Data entries

^^^^^^^^^^^^^^^^

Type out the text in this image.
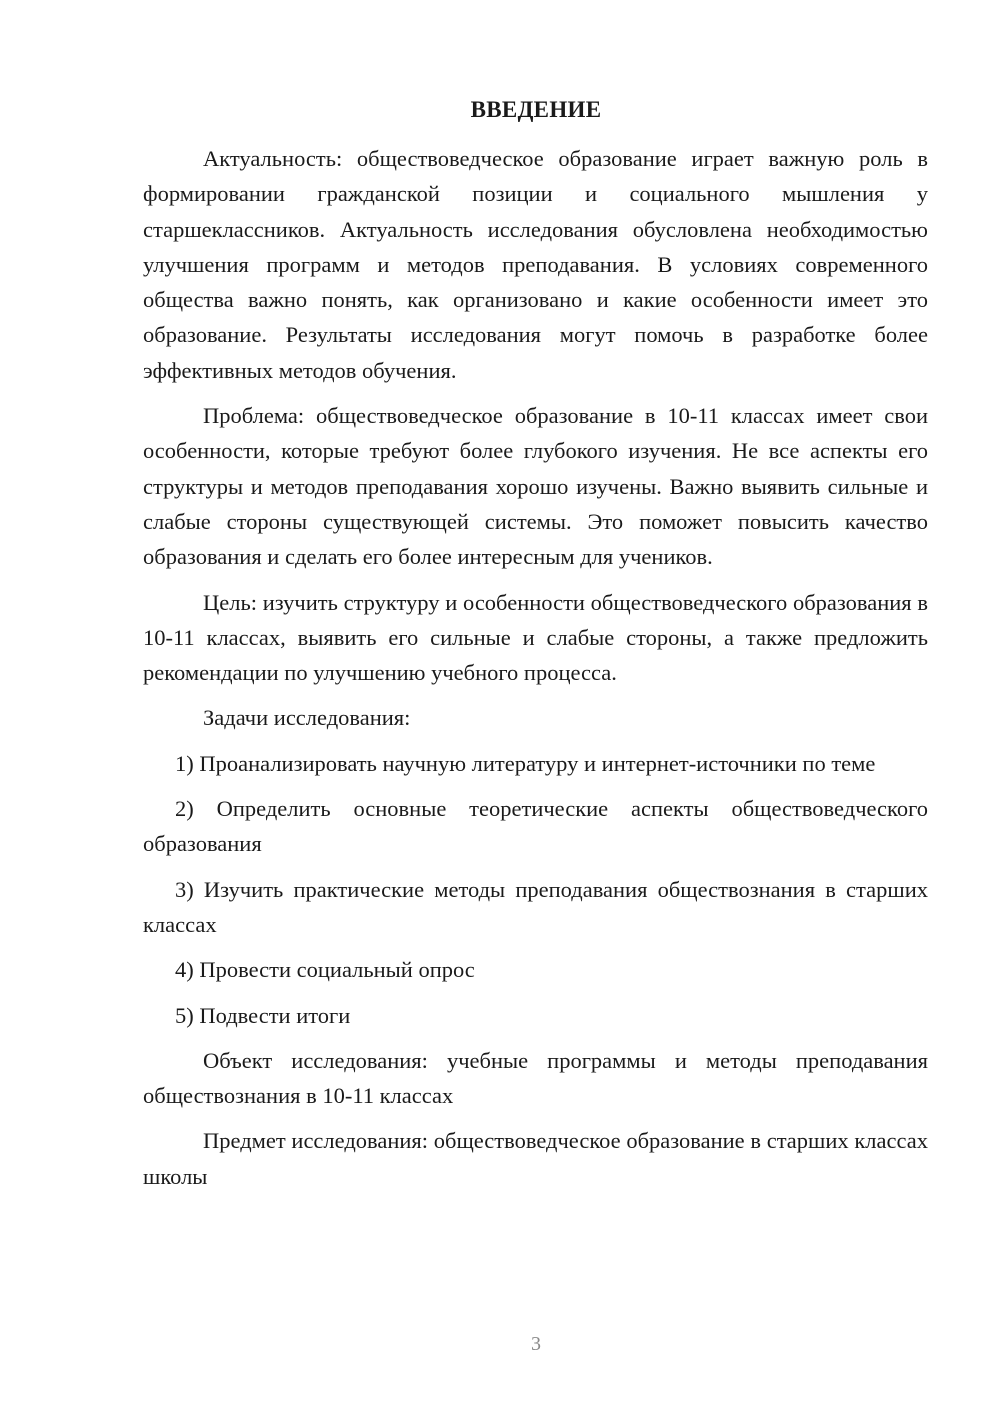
ВВЕДЕНИЕ

Актуальность: обществоведческое образование играет важную роль в формировании гражданской позиции и социального мышления у старшеклассников. Актуальность исследования обусловлена необходимостью улучшения программ и методов преподавания. В условиях современного общества важно понять, как организовано и какие особенности имеет это образование. Результаты исследования могут помочь в разработке более эффективных методов обучения.

Проблема: обществоведческое образование в 10-11 классах имеет свои особенности, которые требуют более глубокого изучения. Не все аспекты его структуры и методов преподавания хорошо изучены. Важно выявить сильные и слабые стороны существующей системы. Это поможет повысить качество образования и сделать его более интересным для учеников.

Цель: изучить структуру и особенности обществоведческого образования в 10-11 классах, выявить его сильные и слабые стороны, а также предложить рекомендации по улучшению учебного процесса.

Задачи исследования:

1) Проанализировать научную литературу и интернет-источники по теме

2) Определить основные теоретические аспекты обществоведческого образования

3) Изучить практические методы преподавания обществознания в старших классах

4) Провести социальный опрос

5) Подвести итоги

Объект исследования: учебные программы и методы преподавания обществознания в 10-11 классах

Предмет исследования: обществоведческое образование в старших классах школы

3
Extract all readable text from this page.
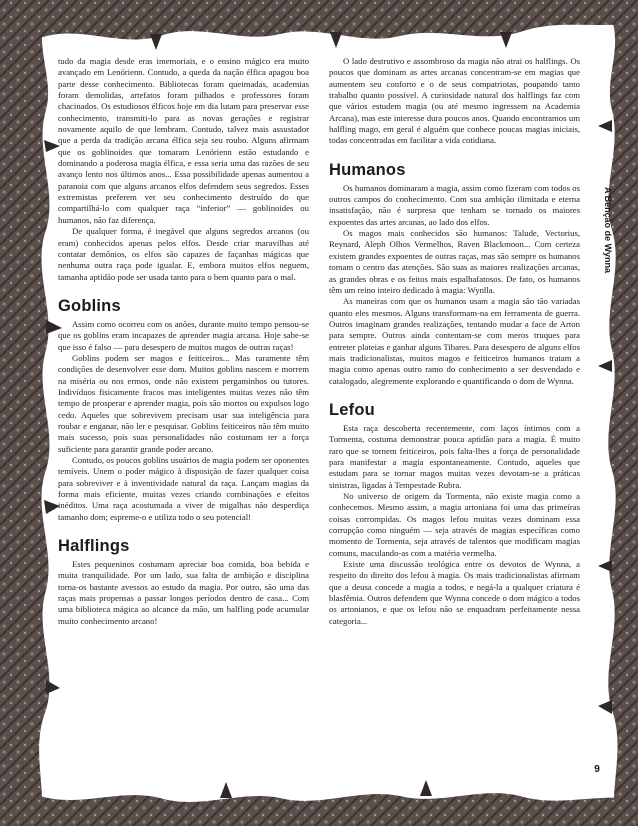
A Bênção de Wynna

tudo da magia desde eras imemoriais, e o ensino mágico era muito avançado em Lenórienn. Contudo, a queda da nação élfica apagou boa parte desse conhecimento. Bibliotecas foram queimadas, academias foram demolidas, artefatos foram pilhados e professores foram chacinados. Os estudiosos élficos hoje em dia lutam para preservar esse conhecimento, transmiti-lo para as novas gerações e registrar novamente aquilo de que lembram. Contudo, talvez mais assustador que a perda da tradição arcana élfica seja seu roubo. Alguns afirmam que os goblinoides que tomaram Lenórienn estão estudando e dominando a poderosa magia élfica, e essa seria uma das razões de seu avanço lento nos últimos anos... Essa possibilidade apenas aumentou a paranoia com que alguns arcanos elfos defendem seus segredos. Esses extremistas preferem ver seu conhecimento destruído do que compartilhá-lo com qualquer raça “inferior” — goblinoides ou humanos, não faz diferença.

De qualquer forma, é inegável que alguns segredos arcanos (ou eram) conhecidos apenas pelos elfos. Desde criar maravilhas até contatar demônios, os elfos são capazes de façanhas mágicas que nenhuma outra raça pode igualar. E, embora muitos elfos neguem, tamanha aptidão pode ser usada tanto para o bem quanto para o mal.

Goblins

Assim como ocorreu com os anões, durante muito tempo pensou-se que os goblins eram incapazes de aprender magia arcana. Hoje sabe-se que isso é falso — para desespero de muitos magos de outras raças!

Goblins podem ser magos e feiticeiros... Mas raramente têm condições de desenvolver esse dom. Muitos goblins nascem e morrem na miséria ou nos ermos, onde não existem pergaminhos ou tutores. Indivíduos fisicamente fracos mas inteligentes muitas vezes não têm tempo de prosperar e aprender magia, pois são mortos ou expulsos logo cedo. Aqueles que sobrevivem precisam usar sua inteligência para roubar e enganar, não ler e pesquisar. Goblins feiticeiros não têm muito mais sucesso, pois suas personalidades não costumam ter a força suficiente para garantir grande poder arcano.

Contudo, os poucos goblins usuários de magia podem ser oponentes temíveis. Unem o poder mágico à disposição de fazer qualquer coisa para sobreviver e à inventividade natural da raça. Lançam magias da forma mais eficiente, muitas vezes criando combinações e efeitos inéditos. Uma raça acostumada a viver de migalhas não desperdiça tamanho dom; espreme-o e utiliza todo o seu potencial!

Halflings

Estes pequeninos costumam apreciar boa comida, boa bebida e muita tranquilidade. Por um lado, sua falta de ambição e disciplina torna-os bastante avessos ao estudo da magia. Por outro, são uma das raças mais propensas a passar longos períodos dentro de casa... Com uma biblioteca mágica ao alcance da mão, um halfling pode acumular muito conhecimento arcano!

O lado destrutivo e assombroso da magia não atrai os halflings. Os poucos que dominam as artes arcanas concentram-se em magias que aumentem seu conforto e o de seus compatriotas, poupando tanto trabalho quanto possível. A curiosidade natural dos halflings faz com que vários estudem magia (ou até mesmo ingressem na Academia Arcana), mas este interesse dura poucos anos. Quando encontramos um halfling mago, em geral é alguém que conhece poucas magias iniciais, todas concentradas em facilitar a vida cotidiana.

Humanos

Os humanos dominaram a magia, assim como fizeram com todos os outros campos do conhecimento. Com sua ambição ilimitada e eterna insatisfação, não é surpresa que tenham se tornado os maiores expoentes das artes arcanas, ao lado dos elfos.

Os magos mais conhecidos são humanos: Talude, Vectorius, Reynard, Aleph Olhos Vermelhos, Raven Blackmoon... Com certeza existem grandes expoentes de outras raças, mas são sempre os humanos tomam o centro das atenções. São suas as maiores realizações arcanas, as grandes obras e os feitos mais espalhafatosos. De fato, os humanos têm um reino inteiro dedicado à magia: Wynlla.

As maneiras com que os humanos usam a magia são tão variadas quanto eles mesmos. Alguns transformam-na em ferramenta de guerra. Outros imaginam grandes realizações, tentando mudar a face de Arton para sempre. Outros ainda contentam-se com meros truques para entreter plateias e ganhar alguns Tibares. Para desespero de alguns elfos mais tradicionalistas, muitos magos e feiticeiros humanos tratam a magia como apenas outro ramo do conhecimento a ser desvendado e catalogado, alegremente explorando e quantificando o dom de Wynna.

Lefou

Esta raça descoberta recentemente, com laços íntimos com a Tormenta, costuma demonstrar pouca aptidão para a magia. É muito raro que se tornem feiticeiros, pois falta-lhes a força de personalidade para manifestar a magia espontaneamente. Contudo, aqueles que estudam para se tornar magos muitas vezes devotam-se a práticas sinistras, ligadas à Tempestade Rubra.

No universo de origem da Tormenta, não existe magia como a conhecemos. Mesmo assim, a magia artoniana foi uma das primeiras coisas corrompidas. Os magos lefou muitas vezes dominam essa corrupção como ninguém — seja através de magias específicas como momento de Tormenta, seja através de talentos que modificam magias comuns, maculando-as com a matéria vermelha.

Existe uma discussão teológica entre os devotos de Wynna, a respeito do direito dos lefou à magia. Os mais tradicionalistas afirmam que a deusa concede a magia a todos, e negá-la a qualquer criatura é blasfêmia. Outros defendem que Wynna concede o dom mágico a todos os artonianos, e que os lefou não se enquadram perfeitamente nessa categoria...

9
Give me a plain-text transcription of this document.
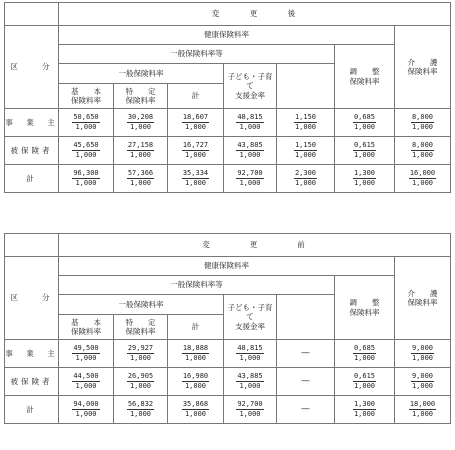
	変　　　更　　　後						
区　　分	健康保険料率						介　　護
保険料率

	一般保険料率等					調　　整
保険料率	

	一般保険料率			子ども・子育て
支援金率			

	基　　本
保険料率	特　　定
保険料率	計				
事　業　主	$\frac{50,650}{1,000}$	$\frac{30,208}{1,000}$	$\frac{18,607}{1,000}$	$\frac{48,815}{1,000}$	$\frac{1,150}{1,000}$	$\frac{0,685}{1,000}$	$\frac{8,000}{1,000}$

被保険者	$\frac{45,650}{1,000}$	$\frac{27,158}{1,000}$	$\frac{16,727}{1,000}$	$\frac{43,885}{1,000}$	$\frac{1,150}{1,000}$	$\frac{0,615}{1,000}$	$\frac{8,000}{1,000}$

計	$\frac{96,300}{1,000}$	$\frac{57,366}{1,000}$	$\frac{35,334}{1,000}$	$\frac{92,700}{1,000}$	$\frac{2,300}{1,000}$	$\frac{1,300}{1,000}$	$\frac{16,000}{1,000}$
	変　　　　更　　　　前						
区　　分	健康保険料率						介　　護
保険料率

	一般保険料率等					調　　整
保険料率	

	一般保険料率			子ども・子育て
支援金率			

	基　　本
保険料率	特　　定
保険料率	計				
事　業　主	$\frac{49,500}{1,000}$	$\frac{29,927}{1,000}$	$\frac{18,888}{1,000}$	$\frac{48,815}{1,000}$	—	$\frac{0,685}{1,000}$	$\frac{9,000}{1,000}$

被保険者	$\frac{44,500}{1,000}$	$\frac{26,905}{1,000}$	$\frac{16,980}{1,000}$	$\frac{43,885}{1,000}$	—	$\frac{0,615}{1,000}$	$\frac{9,000}{1,000}$

計	$\frac{94,000}{1,000}$	$\frac{56,832}{1,000}$	$\frac{35,868}{1,000}$	$\frac{92,700}{1,000}$	—	$\frac{1,300}{1,000}$	$\frac{18,000}{1,000}$
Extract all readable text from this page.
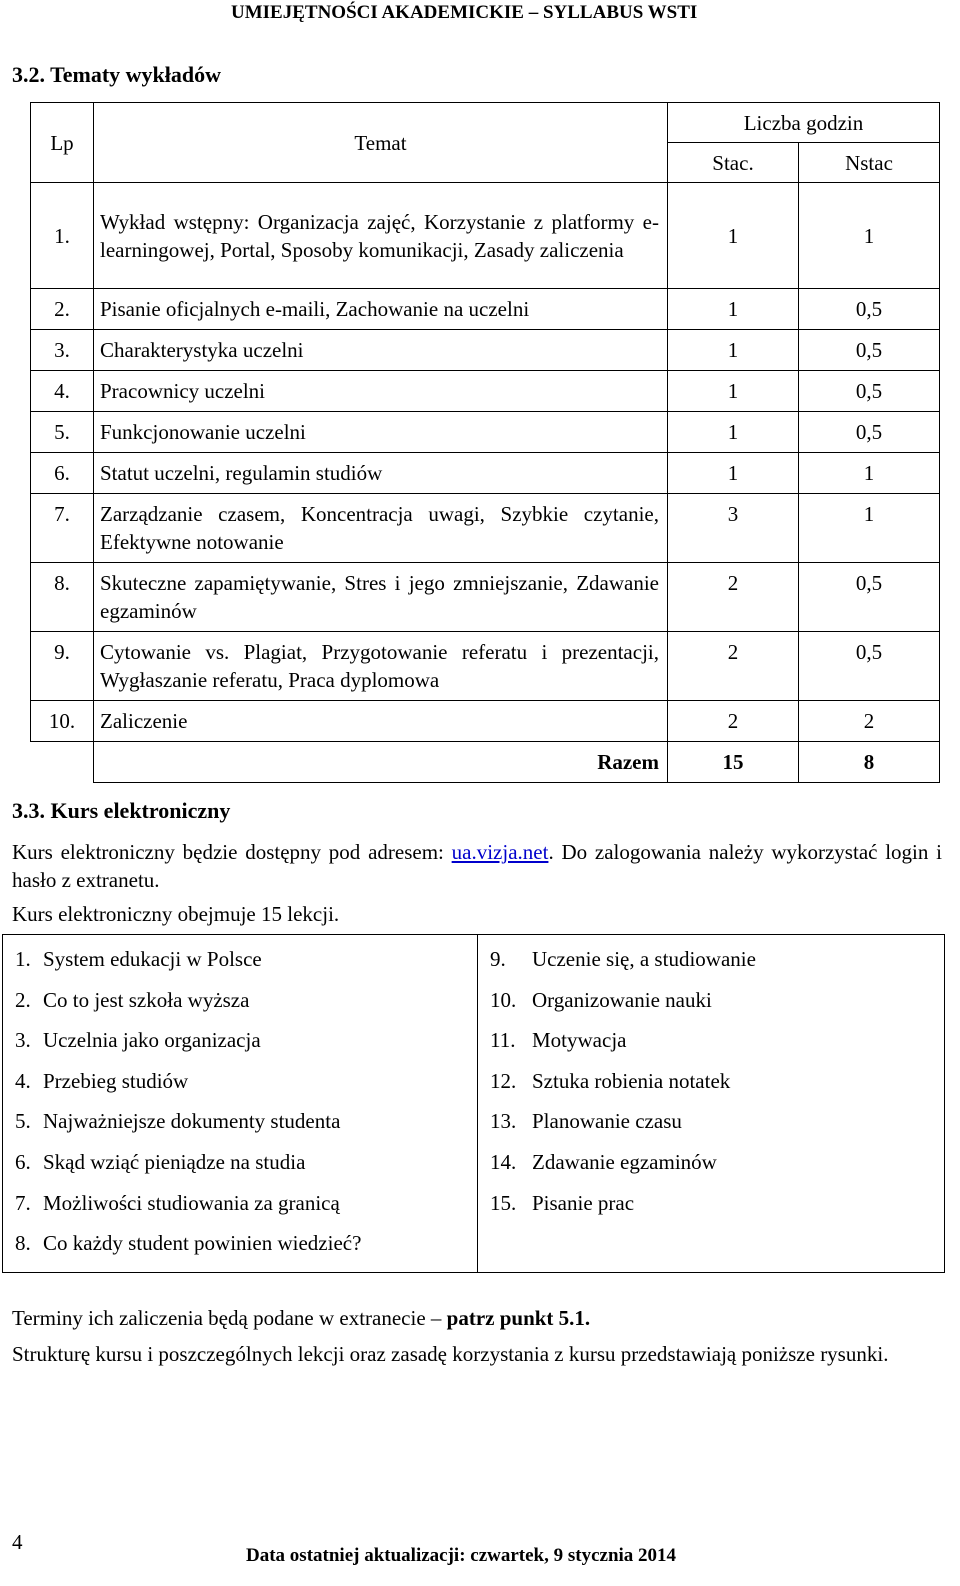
UMIEJĘTNOŚCI AKADEMICKIE – SYLLABUS WSTI
3.2. Tematy wykładów
Lp	Temat	Liczba godzin	
		Stac.	Nstac
1.	Wykład wstępny: Organizacja zajęć, Korzystanie z platformy e-learningowej, Portal, Sposoby komunikacji, Zasady zaliczenia	1	1
2.	Pisanie oficjalnych e-maili, Zachowanie na uczelni	1	0,5
3.	Charakterystyka uczelni	1	0,5
4.	Pracownicy uczelni	1	0,5
5.	Funkcjonowanie uczelni	1	0,5
6.	Statut uczelni, regulamin studiów	1	1
7.	Zarządzanie czasem, Koncentracja uwagi, Szybkie czytanie, Efektywne notowanie	3	1
8.	Skuteczne zapamiętywanie, Stres i jego zmniejszanie, Zdawanie egzaminów	2	0,5
9.	Cytowanie vs. Plagiat, Przygotowanie referatu i prezentacji, Wygłaszanie referatu, Praca dyplomowa	2	0,5
10.	Zaliczenie	2	2
	Razem	15	8
3.3. Kurs elektroniczny
Kurs elektroniczny będzie dostępny pod adresem: ua.vizja.net. Do zalogowania należy wykorzystać login i hasło z extranetu.
Kurs elektroniczny obejmuje 15 lekcji.
1. System edukacji w Polsce
2. Co to jest szkoła wyższa
3. Uczelnia jako organizacja
4. Przebieg studiów
5. Najważniejsze dokumenty studenta
6. Skąd wziąć pieniądze na studia
7. Możliwości studiowania za granicą
8. Co każdy student powinien wiedzieć?

9.	Uczenie się, a studiowanie
10. Organizowanie nauki
11. Motywacja
12. Sztuka robienia notatek
13. Planowanie czasu
14. Zdawanie egzaminów
15. Pisanie prac
Terminy ich zaliczenia będą podane w extranecie – patrz punkt 5.1.
Strukturę kursu i poszczególnych lekcji oraz zasadę korzystania z kursu przedstawiają poniższe rysunki.
4
Data ostatniej aktualizacji: czwartek, 9 stycznia 2014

^^^^^^^^^^^^^^^^

Say how many lines in the records hold "Tormenta", with the number as the whole reply.

2